Excerpt from a dataset:
━━━━━━
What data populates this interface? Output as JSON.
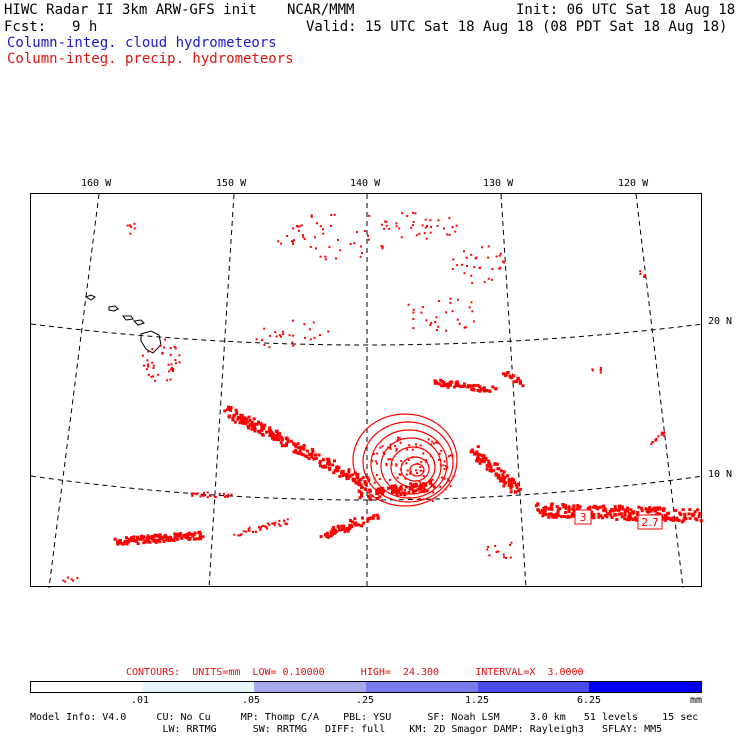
{
  "header": {
    "title": "HIWC Radar II 3km ARW-GFS init",
    "org": "NCAR/MMM",
    "init": "Init: 06 UTC Sat 18 Aug 18",
    "fcst_label": "Fcst:",
    "fcst_value": "9 h",
    "valid": "Valid: 15 UTC Sat 18 Aug 18 (08 PDT Sat 18 Aug 18)"
  },
  "legend": {
    "cloud": "Column-integ. cloud hydrometeors",
    "precip": "Column-integ. precip. hydrometeors",
    "cloud_color": "#1a1acc",
    "precip_color": "#e01010"
  },
  "map": {
    "longitude_labels": [
      "160 W",
      "150 W",
      "140 W",
      "130 W",
      "120 W"
    ],
    "latitude_labels": [
      "20 N",
      "10 N"
    ],
    "contour_labels": [
      "3",
      "2.7"
    ],
    "precip_color": "#ff0000"
  },
  "contours_info": {
    "text": "CONTOURS:  UNITS=mm  LOW= 0.10000      HIGH=  24.300      INTERVAL=X  3.0000"
  },
  "colorbar": {
    "labels": [
      ".01",
      ".05",
      ".25",
      "1.25",
      "6.25"
    ],
    "unit": "mm",
    "colors": [
      "#ffffff",
      "#e6f5fa",
      "#a8a8ea",
      "#7a7aee",
      "#4a4af0",
      "#0000ee"
    ]
  },
  "footer": {
    "line1": "Model Info: V4.0     CU: No Cu     MP: Thomp C/A    PBL: YSU      SF: Noah LSM     3.0 km   51 levels    15 sec",
    "line2": "                      LW: RRTMG      SW: RRTMG   DIFF: full    KM: 2D Smagor DAMP: Rayleigh3   SFLAY: MM5"
  }
}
━━━━━━
WHAT YOU SHOULD DO:
Write out the whole listing again, exactly, with no pictures.

SOLUTION:
What data populates this interface? Output as JSON.
{
  "header": {
    "title": "HIWC Radar II 3km ARW-GFS init",
    "org": "NCAR/MMM",
    "init": "Init: 06 UTC Sat 18 Aug 18",
    "fcst_label": "Fcst:",
    "fcst_value": "9 h",
    "valid": "Valid: 15 UTC Sat 18 Aug 18 (08 PDT Sat 18 Aug 18)"
  },
  "legend": {
    "cloud": "Column-integ. cloud hydrometeors",
    "precip": "Column-integ. precip. hydrometeors",
    "cloud_color": "#1a1acc",
    "precip_color": "#e01010"
  },
  "map": {
    "longitude_labels": [
      "160 W",
      "150 W",
      "140 W",
      "130 W",
      "120 W"
    ],
    "latitude_labels": [
      "20 N",
      "10 N"
    ],
    "contour_labels": [
      "3",
      "2.7"
    ],
    "precip_color": "#ff0000"
  },
  "contours_info": {
    "text": "CONTOURS:  UNITS=mm  LOW= 0.10000      HIGH=  24.300      INTERVAL=X  3.0000"
  },
  "colorbar": {
    "labels": [
      ".01",
      ".05",
      ".25",
      "1.25",
      "6.25"
    ],
    "unit": "mm",
    "colors": [
      "#ffffff",
      "#e6f5fa",
      "#a8a8ea",
      "#7a7aee",
      "#4a4af0",
      "#0000ee"
    ]
  },
  "footer": {
    "line1": "Model Info: V4.0     CU: No Cu     MP: Thomp C/A    PBL: YSU      SF: Noah LSM     3.0 km   51 levels    15 sec",
    "line2": "                      LW: RRTMG      SW: RRTMG   DIFF: full    KM: 2D Smagor DAMP: Rayleigh3   SFLAY: MM5"
  }
}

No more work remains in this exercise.